Exercise directions: Copy each line that holds "Shell".

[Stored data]
— begin —

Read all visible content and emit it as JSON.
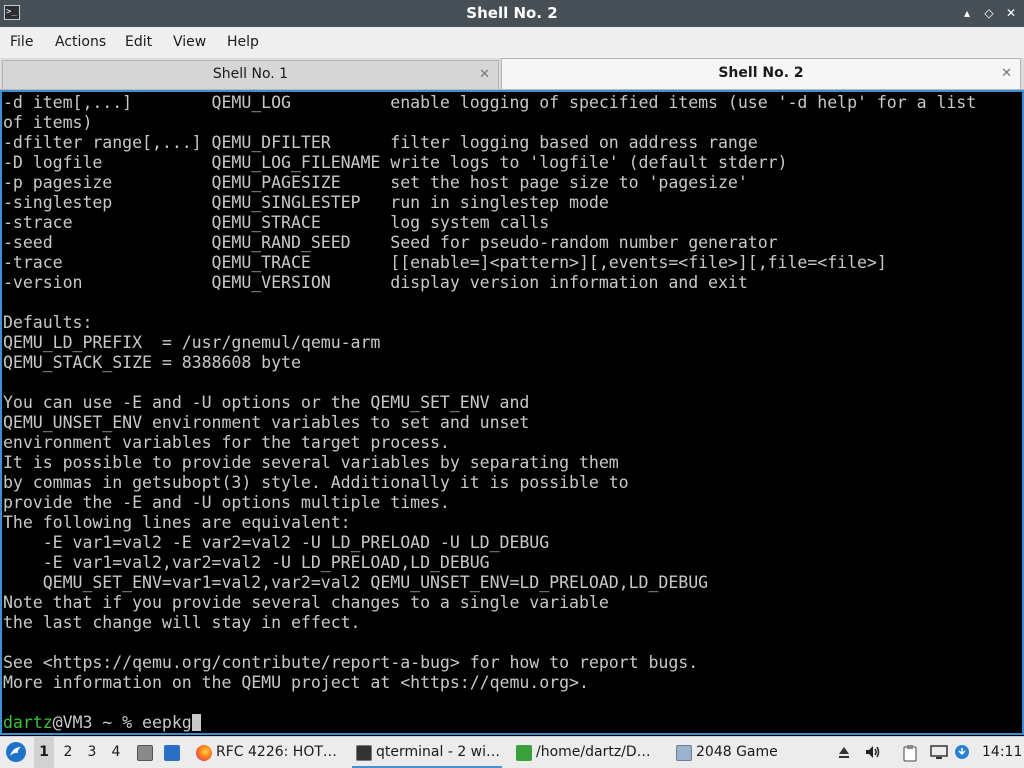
{
  "window": {
    "title": "Shell No. 2",
    "controls": {
      "minimize": "▴",
      "maximize": "◇",
      "close": "✕"
    }
  },
  "menu": [
    "File",
    "Actions",
    "Edit",
    "View",
    "Help"
  ],
  "tabs": [
    {
      "label": "Shell No. 1",
      "close": "✕"
    },
    {
      "label": "Shell No. 2",
      "close": "✕"
    }
  ],
  "terminal": {
    "lines": [
      "-d item[,...]        QEMU_LOG          enable logging of specified items (use '-d help' for a list",
      "of items)",
      "-dfilter range[,...] QEMU_DFILTER      filter logging based on address range",
      "-D logfile           QEMU_LOG_FILENAME write logs to 'logfile' (default stderr)",
      "-p pagesize          QEMU_PAGESIZE     set the host page size to 'pagesize'",
      "-singlestep          QEMU_SINGLESTEP   run in singlestep mode",
      "-strace              QEMU_STRACE       log system calls",
      "-seed                QEMU_RAND_SEED    Seed for pseudo-random number generator",
      "-trace               QEMU_TRACE        [[enable=]<pattern>][,events=<file>][,file=<file>]",
      "-version             QEMU_VERSION      display version information and exit",
      "",
      "Defaults:",
      "QEMU_LD_PREFIX  = /usr/gnemul/qemu-arm",
      "QEMU_STACK_SIZE = 8388608 byte",
      "",
      "You can use -E and -U options or the QEMU_SET_ENV and",
      "QEMU_UNSET_ENV environment variables to set and unset",
      "environment variables for the target process.",
      "It is possible to provide several variables by separating them",
      "by commas in getsubopt(3) style. Additionally it is possible to",
      "provide the -E and -U options multiple times.",
      "The following lines are equivalent:",
      "    -E var1=val2 -E var2=val2 -U LD_PRELOAD -U LD_DEBUG",
      "    -E var1=val2,var2=val2 -U LD_PRELOAD,LD_DEBUG",
      "    QEMU_SET_ENV=var1=val2,var2=val2 QEMU_UNSET_ENV=LD_PRELOAD,LD_DEBUG",
      "Note that if you provide several changes to a single variable",
      "the last change will stay in effect.",
      "",
      "See <https://qemu.org/contribute/report-a-bug> for how to report bugs.",
      "More information on the QEMU project at <https://qemu.org>.",
      ""
    ],
    "prompt": {
      "user": "dartz",
      "host_path": "@VM3 ~ % ",
      "command": "eepkg"
    }
  },
  "taskbar": {
    "workspaces": [
      "1",
      "2",
      "3",
      "4"
    ],
    "tasks": [
      {
        "label": "RFC 4226: HOT…",
        "icon": "firefox-icon"
      },
      {
        "label": "qterminal - 2 wi…",
        "icon": "terminal-icon"
      },
      {
        "label": "/home/dartz/D…",
        "icon": "folder-icon"
      },
      {
        "label": "2048 Game",
        "icon": "window-icon"
      }
    ],
    "clock": "14:11"
  },
  "colors": {
    "titlebar": "#475057",
    "prompt_user": "#39c439",
    "terminal_text": "#c8c8c8",
    "focus_border": "#3b8fd6"
  }
}
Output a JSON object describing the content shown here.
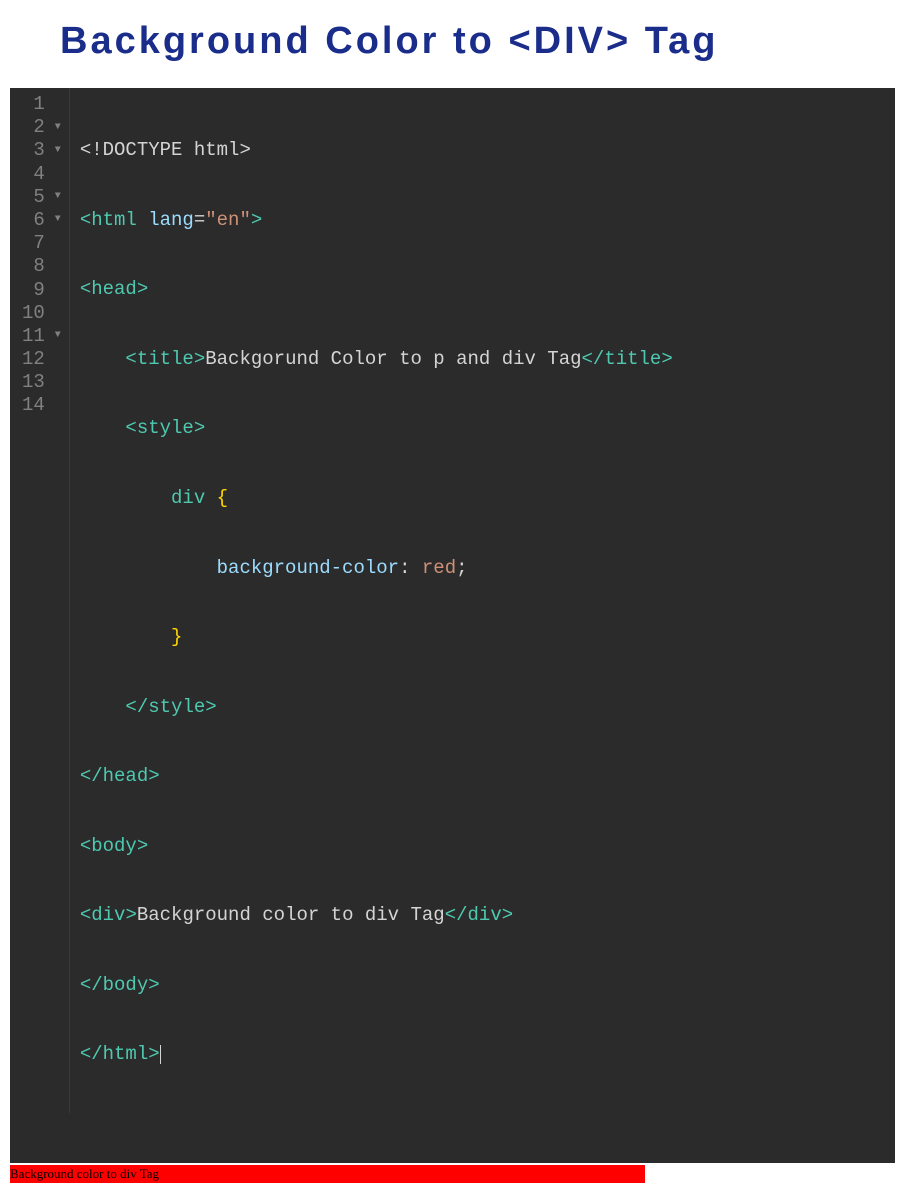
{
  "title": "Background Color to <DIV> Tag",
  "lineNumbers": [
    "1",
    "2",
    "3",
    "4",
    "5",
    "6",
    "7",
    "8",
    "9",
    "10",
    "11",
    "12",
    "13",
    "14"
  ],
  "foldable": [
    false,
    true,
    true,
    false,
    true,
    true,
    false,
    false,
    false,
    false,
    true,
    false,
    false,
    false
  ],
  "code": {
    "l1": {
      "doctype": "<!DOCTYPE html>"
    },
    "l2": {
      "open": "<",
      "tag": "html",
      "attr": " lang",
      "eq": "=",
      "str": "\"en\"",
      "close": ">"
    },
    "l3": {
      "open": "<",
      "tag": "head",
      "close": ">"
    },
    "l4": {
      "indent": "    ",
      "open": "<",
      "tag": "title",
      "close": ">",
      "text": "Backgorund Color to p and div Tag",
      "copen": "</",
      "ctag": "title",
      "cclose": ">"
    },
    "l5": {
      "indent": "    ",
      "open": "<",
      "tag": "style",
      "close": ">"
    },
    "l6": {
      "indent": "        ",
      "sel": "div",
      "brace": " {"
    },
    "l7": {
      "indent": "            ",
      "prop": "background-color",
      "colon": ": ",
      "val": "red",
      "semi": ";"
    },
    "l8": {
      "indent": "        ",
      "brace": "}"
    },
    "l9": {
      "indent": "    ",
      "open": "</",
      "tag": "style",
      "close": ">"
    },
    "l10": {
      "open": "</",
      "tag": "head",
      "close": ">"
    },
    "l11": {
      "open": "<",
      "tag": "body",
      "close": ">"
    },
    "l12": {
      "open": "<",
      "tag": "div",
      "close": ">",
      "text": "Background color to div Tag",
      "copen": "</",
      "ctag": "div",
      "cclose": ">"
    },
    "l13": {
      "open": "</",
      "tag": "body",
      "close": ">"
    },
    "l14": {
      "open": "</",
      "tag": "html",
      "close": ">"
    }
  },
  "preview": {
    "divText": "Background color to div Tag"
  }
}
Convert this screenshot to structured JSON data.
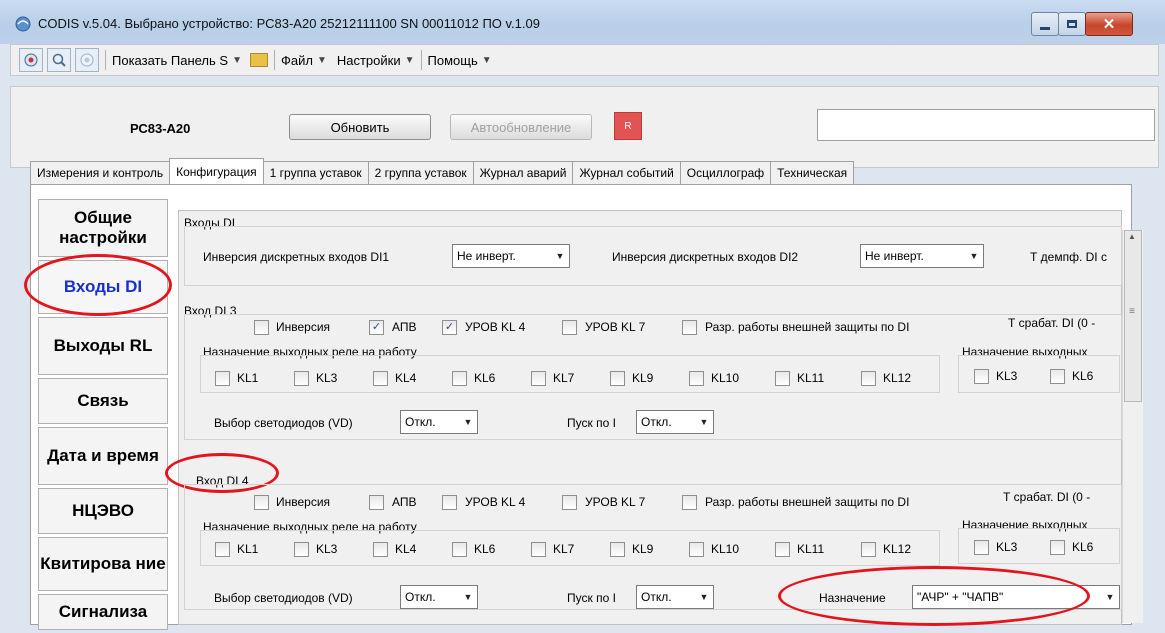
{
  "window": {
    "title": "CODIS v.5.04.  Выбрано устройство: РС83-А20  25212111100  SN 00011012  ПО v.1.09"
  },
  "toolbar": {
    "show_panel": "Показать Панель S",
    "file": "Файл",
    "settings": "Настройки",
    "help": "Помощь"
  },
  "device": {
    "name": "РС83-А20",
    "refresh_button": "Обновить",
    "autorefresh_button": "Автообновление",
    "record_button": "R"
  },
  "tabs": [
    "Измерения и контроль",
    "Конфигурация",
    "1 группа уставок",
    "2 группа уставок",
    "Журнал аварий",
    "Журнал событий",
    "Осциллограф",
    "Техническая"
  ],
  "nav": [
    {
      "label": "Общие настройки"
    },
    {
      "label": "Входы DI"
    },
    {
      "label": "Выходы RL"
    },
    {
      "label": "Связь"
    },
    {
      "label": "Дата и время"
    },
    {
      "label": "НЦЭВО"
    },
    {
      "label": "Квитирова ние"
    },
    {
      "label": "Сигнализа"
    }
  ],
  "di_section": {
    "title": "Входы DI",
    "inversion_di1_label": "Инверсия дискретных входов DI1",
    "inversion_di1_value": "Не инверт.",
    "inversion_di2_label": "Инверсия дискретных входов DI2",
    "inversion_di2_value": "Не инверт.",
    "t_damp_label": "Т демпф. DI с"
  },
  "di3": {
    "title": "Вход DI 3",
    "cb_inversion": {
      "label": "Инверсия",
      "checked": false
    },
    "cb_apv": {
      "label": "АПВ",
      "checked": true
    },
    "cb_urov4": {
      "label": "УРОВ KL 4",
      "checked": true
    },
    "cb_urov7": {
      "label": "УРОВ KL 7",
      "checked": false
    },
    "cb_ext": {
      "label": "Разр. работы внешней защиты по DI",
      "checked": false
    },
    "t_trip_label": "Т срабат. DI (0 -",
    "relay_group": "Назначение выходных реле на работу",
    "relays": [
      "KL1",
      "KL3",
      "KL4",
      "KL6",
      "KL7",
      "KL9",
      "KL10",
      "KL11",
      "KL12"
    ],
    "relay_group2": "Назначение выходных",
    "relays2": [
      "KL3",
      "KL6"
    ],
    "vd_label": "Выбор светодиодов (VD)",
    "vd_value": "Откл.",
    "start_label": "Пуск по I",
    "start_value": "Откл."
  },
  "di4": {
    "title": "Вход DI 4",
    "cb_inversion": {
      "label": "Инверсия",
      "checked": false
    },
    "cb_apv": {
      "label": "АПВ",
      "checked": false
    },
    "cb_urov4": {
      "label": "УРОВ KL 4",
      "checked": false
    },
    "cb_urov7": {
      "label": "УРОВ KL 7",
      "checked": false
    },
    "cb_ext": {
      "label": "Разр. работы внешней защиты по DI",
      "checked": false
    },
    "t_trip_label": "Т срабат. DI (0 -",
    "relay_group": "Назначение выходных реле на работу",
    "relays": [
      "KL1",
      "KL3",
      "KL4",
      "KL6",
      "KL7",
      "KL9",
      "KL10",
      "KL11",
      "KL12"
    ],
    "relay_group2": "Назначение выходных",
    "relays2": [
      "KL3",
      "KL6"
    ],
    "vd_label": "Выбор светодиодов (VD)",
    "vd_value": "Откл.",
    "start_label": "Пуск по I",
    "start_value": "Откл.",
    "assign_label": "Назначение",
    "assign_value": "\"АЧР\" + \"ЧАПВ\""
  },
  "colors": {
    "nav_active": "#1a2fd0",
    "highlight": "#e5141c"
  }
}
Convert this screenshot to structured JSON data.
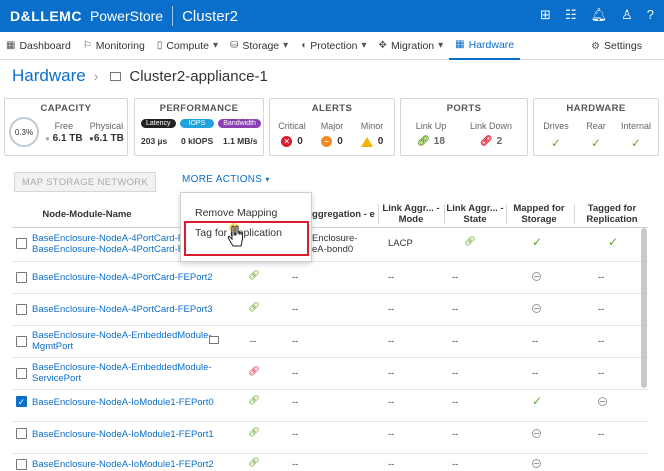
{
  "topbar": {
    "brand": "D&LLEMC",
    "product": "PowerStore",
    "cluster": "Cluster2",
    "icons": [
      "grid-icon",
      "tasks-icon",
      "bell-icon",
      "user-icon",
      "help-icon"
    ]
  },
  "nav": {
    "items": [
      {
        "label": "Dashboard",
        "icon": "dashboard-icon"
      },
      {
        "label": "Monitoring",
        "icon": "flag-icon"
      },
      {
        "label": "Compute",
        "icon": "compute-icon"
      },
      {
        "label": "Storage",
        "icon": "storage-icon"
      },
      {
        "label": "Protection",
        "icon": "shield-icon"
      },
      {
        "label": "Migration",
        "icon": "migration-icon"
      },
      {
        "label": "Hardware",
        "icon": "hardware-icon"
      }
    ],
    "settings": "Settings"
  },
  "breadcrumb": {
    "root": "Hardware",
    "current": "Cluster2-appliance-1"
  },
  "capacity": {
    "title": "CAPACITY",
    "percent": "0.3%",
    "free_label": "Free",
    "free_value": "6.1 TB",
    "physical_label": "Physical",
    "physical_value": "6.1 TB"
  },
  "performance": {
    "title": "PERFORMANCE",
    "latency_label": "Latency",
    "iops_label": "IOPS",
    "bandwidth_label": "Bandwidth",
    "latency": "203 µs",
    "iops": "0 kIOPS",
    "bandwidth": "1.1 MB/s",
    "colors": {
      "latency": "#222222",
      "iops": "#1fa3d8",
      "bandwidth": "#8b3fb3"
    }
  },
  "alerts": {
    "title": "ALERTS",
    "critical_label": "Critical",
    "critical": "0",
    "major_label": "Major",
    "major": "0",
    "minor_label": "Minor",
    "minor": "0"
  },
  "ports": {
    "title": "PORTS",
    "linkup_label": "Link Up",
    "linkup": "18",
    "linkdown_label": "Link Down",
    "linkdown": "2"
  },
  "hardware": {
    "title": "HARDWARE",
    "drives": "Drives",
    "rear": "Rear",
    "internal": "Internal"
  },
  "actions": {
    "map": "MAP STORAGE NETWORK",
    "more": "MORE ACTIONS"
  },
  "menu": {
    "items": [
      "Remove Mapping",
      "Tag for Replication"
    ]
  },
  "table": {
    "headers": [
      "Node-Module-Name",
      "Aggregation - e",
      "Link Aggr... - Mode",
      "Link Aggr... - State",
      "Mapped for Storage",
      "Tagged for Replication"
    ],
    "rows": [
      {
        "name1": "BaseEnclosure-NodeA-4PortCard-FE",
        "name2": "BaseEnclosure-NodeA-4PortCard-FE",
        "agg1": "Enclosure-",
        "agg2": "eA-bond0",
        "mode": "LACP",
        "checked": false
      },
      {
        "name1": "BaseEnclosure-NodeA-4PortCard-FEPort2",
        "agg": "--",
        "mode": "--",
        "state": "--",
        "tagged": "--",
        "checked": false
      },
      {
        "name1": "BaseEnclosure-NodeA-4PortCard-FEPort3",
        "agg": "--",
        "mode": "--",
        "state": "--",
        "tagged": "--",
        "checked": false
      },
      {
        "name1": "BaseEnclosure-NodeA-EmbeddedModule-",
        "name2": "MgmtPort",
        "link": "--",
        "agg": "--",
        "mode": "--",
        "state": "--",
        "mapped": "--",
        "tagged": "--",
        "checked": false
      },
      {
        "name1": "BaseEnclosure-NodeA-EmbeddedModule-",
        "name2": "ServicePort",
        "agg": "--",
        "mode": "--",
        "state": "--",
        "mapped": "--",
        "tagged": "--",
        "checked": false
      },
      {
        "name1": "BaseEnclosure-NodeA-IoModule1-FEPort0",
        "agg": "--",
        "mode": "--",
        "state": "--",
        "checked": true
      },
      {
        "name1": "BaseEnclosure-NodeA-IoModule1-FEPort1",
        "agg": "--",
        "mode": "--",
        "state": "--",
        "tagged": "--",
        "checked": false
      },
      {
        "name1": "BaseEnclosure-NodeA-IoModule1-FEPort2",
        "agg": "--",
        "mode": "--",
        "state": "--",
        "checked": false
      }
    ]
  },
  "colors": {
    "brand_blue": "#0a6ecb",
    "check_green": "#6aa52a",
    "highlight_red": "#d81e2c"
  }
}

— end —

Complete output:
    "title": "Shell No. 2",
      "label": "Shell No. 1",
      "label": "Shell No. 2",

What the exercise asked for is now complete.